I have 69 unread Hinge notifications.
How’s my love life going, you ask? Well, my dating app is getting more action than I am.
Another notification just came in. We’re now at 70 unread Hinge notifications and I’m honestly just annoyed that the universe couldn’t even grant me a full sixty seconds of self deprecation to lighten the mood. I delete the new notification to keep it at 69 and giggle like a frat boy who has had too many jello shots. I suppose I should be flattered but I have no intention of opening any of these notifications. Why did I even download this app?
I can’t actually trust that these apps were built for people to meet and date. I’ve been on and off these platforms for months, embracing the validation I receive from random strangers then deleting the app out of frustration only to find myself back in a few weeks. I think platforms like Tinder, Bumble, and Hinge are just another social media outlet and a lazy opportunity to double-tap instead of building a genuine connection with someone. More importantly, I have a theory that if a guy is matched with you, he uses the platform solely for the purpose of jerking off to your photos without any intent to message you.
Prove me wrong.
Nearly every guy I’ve matched with will not message me when I invite him to chat. And why is that?
They’re totally only there to jerk off to photos.
Except Kyle. Kyle was not only a beautiful man who matched with me but maybe one out of twenty to message me when I decided to connect with him. Our romance was short lived though when he shared that he was currently in Hawaii and I immediately replied with “Hope you get some D!”
I’m saddened to report that he did not message me back after that and while I was strictly talking about Vitamin D, I guess I blew that one. No pun intended.

# PROMPT:
Edit the dating-app essay passage starting with "Nearly every guy" and going on through "No pun intended.", changing "Hawaii" to "Florida" wherever it appears.

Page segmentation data
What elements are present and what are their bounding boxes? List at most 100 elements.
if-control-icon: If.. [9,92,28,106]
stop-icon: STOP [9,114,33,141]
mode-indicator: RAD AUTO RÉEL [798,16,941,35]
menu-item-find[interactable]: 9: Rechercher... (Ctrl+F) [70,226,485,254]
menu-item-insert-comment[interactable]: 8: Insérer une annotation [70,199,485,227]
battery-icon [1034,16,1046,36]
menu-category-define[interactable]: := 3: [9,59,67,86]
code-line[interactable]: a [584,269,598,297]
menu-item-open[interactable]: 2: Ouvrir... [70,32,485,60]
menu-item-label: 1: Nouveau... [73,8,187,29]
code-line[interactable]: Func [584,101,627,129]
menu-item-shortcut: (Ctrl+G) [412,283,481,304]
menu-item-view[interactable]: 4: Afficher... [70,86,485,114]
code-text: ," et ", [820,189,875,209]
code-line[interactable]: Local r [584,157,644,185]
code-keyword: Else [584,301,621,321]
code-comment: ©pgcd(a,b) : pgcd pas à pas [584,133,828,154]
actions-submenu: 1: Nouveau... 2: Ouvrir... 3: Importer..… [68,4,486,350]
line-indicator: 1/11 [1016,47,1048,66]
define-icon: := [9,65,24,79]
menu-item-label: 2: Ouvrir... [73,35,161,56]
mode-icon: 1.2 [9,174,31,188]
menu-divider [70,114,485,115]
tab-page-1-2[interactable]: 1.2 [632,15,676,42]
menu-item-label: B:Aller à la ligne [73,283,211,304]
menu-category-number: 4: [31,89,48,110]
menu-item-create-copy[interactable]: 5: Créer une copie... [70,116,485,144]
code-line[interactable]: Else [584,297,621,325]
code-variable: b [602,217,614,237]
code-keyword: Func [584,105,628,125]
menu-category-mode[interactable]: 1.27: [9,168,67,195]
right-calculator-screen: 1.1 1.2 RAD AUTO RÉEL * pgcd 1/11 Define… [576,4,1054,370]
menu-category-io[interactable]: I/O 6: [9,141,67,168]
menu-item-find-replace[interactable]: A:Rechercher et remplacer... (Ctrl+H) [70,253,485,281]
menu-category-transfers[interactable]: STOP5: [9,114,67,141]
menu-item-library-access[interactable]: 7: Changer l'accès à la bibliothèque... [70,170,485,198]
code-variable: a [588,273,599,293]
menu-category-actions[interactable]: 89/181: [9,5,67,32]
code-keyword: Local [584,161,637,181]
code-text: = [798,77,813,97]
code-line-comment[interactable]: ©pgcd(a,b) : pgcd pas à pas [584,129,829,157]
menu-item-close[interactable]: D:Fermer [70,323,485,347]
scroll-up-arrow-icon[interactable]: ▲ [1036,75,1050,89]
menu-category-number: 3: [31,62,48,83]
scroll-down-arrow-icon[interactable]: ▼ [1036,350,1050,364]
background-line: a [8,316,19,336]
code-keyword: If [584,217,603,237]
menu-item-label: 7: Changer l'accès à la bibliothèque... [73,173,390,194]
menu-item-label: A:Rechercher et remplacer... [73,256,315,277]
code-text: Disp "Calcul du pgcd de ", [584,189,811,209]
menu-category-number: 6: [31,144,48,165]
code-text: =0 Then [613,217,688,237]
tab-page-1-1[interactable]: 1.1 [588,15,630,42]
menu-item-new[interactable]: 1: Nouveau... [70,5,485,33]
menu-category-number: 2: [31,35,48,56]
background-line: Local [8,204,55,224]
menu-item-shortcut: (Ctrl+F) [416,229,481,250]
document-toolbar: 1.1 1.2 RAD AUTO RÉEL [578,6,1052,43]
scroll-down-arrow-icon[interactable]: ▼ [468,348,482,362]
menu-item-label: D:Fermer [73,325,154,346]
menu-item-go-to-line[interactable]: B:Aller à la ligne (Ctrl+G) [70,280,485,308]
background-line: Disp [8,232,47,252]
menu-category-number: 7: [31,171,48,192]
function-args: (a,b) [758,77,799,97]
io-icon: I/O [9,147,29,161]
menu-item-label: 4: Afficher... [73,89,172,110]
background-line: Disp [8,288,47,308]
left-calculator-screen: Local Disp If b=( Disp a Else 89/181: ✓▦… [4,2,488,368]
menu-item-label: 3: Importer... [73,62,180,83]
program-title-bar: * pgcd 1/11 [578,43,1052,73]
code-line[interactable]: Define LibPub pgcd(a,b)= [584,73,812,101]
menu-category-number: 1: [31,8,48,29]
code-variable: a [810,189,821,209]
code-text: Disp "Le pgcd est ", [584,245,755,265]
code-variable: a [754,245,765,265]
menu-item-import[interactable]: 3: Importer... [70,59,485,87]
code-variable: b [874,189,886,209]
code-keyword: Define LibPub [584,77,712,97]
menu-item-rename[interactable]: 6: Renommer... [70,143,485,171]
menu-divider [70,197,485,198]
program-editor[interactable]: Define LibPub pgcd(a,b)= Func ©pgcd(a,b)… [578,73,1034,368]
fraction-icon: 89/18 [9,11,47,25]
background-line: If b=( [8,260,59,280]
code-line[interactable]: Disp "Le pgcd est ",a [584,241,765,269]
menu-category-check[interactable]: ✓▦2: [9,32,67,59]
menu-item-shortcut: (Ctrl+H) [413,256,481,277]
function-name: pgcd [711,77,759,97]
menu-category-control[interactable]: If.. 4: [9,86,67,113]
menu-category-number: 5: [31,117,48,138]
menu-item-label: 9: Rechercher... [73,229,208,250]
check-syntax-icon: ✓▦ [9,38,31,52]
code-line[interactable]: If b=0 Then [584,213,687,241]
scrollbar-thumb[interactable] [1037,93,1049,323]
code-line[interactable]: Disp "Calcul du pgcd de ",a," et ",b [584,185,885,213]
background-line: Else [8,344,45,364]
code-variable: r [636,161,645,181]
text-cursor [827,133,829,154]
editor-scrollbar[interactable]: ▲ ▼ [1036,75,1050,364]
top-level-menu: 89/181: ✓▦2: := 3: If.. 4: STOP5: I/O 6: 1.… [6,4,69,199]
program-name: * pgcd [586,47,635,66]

# EXERCISE RESPONSE:
Nearly every guy I’ve matched with will not message me when I invite him to chat. And why is that?
They’re totally only there to jerk off to photos.
Except Kyle. Kyle was not only a beautiful man who matched with me but maybe one out of twenty to message me when I decided to connect with him. Our romance was short lived though when he shared that he was currently in Florida and I immediately replied with “Hope you get some D!”
I’m saddened to report that he did not message me back after that and while I was strictly talking about Vitamin D, I guess I blew that one. No pun intended.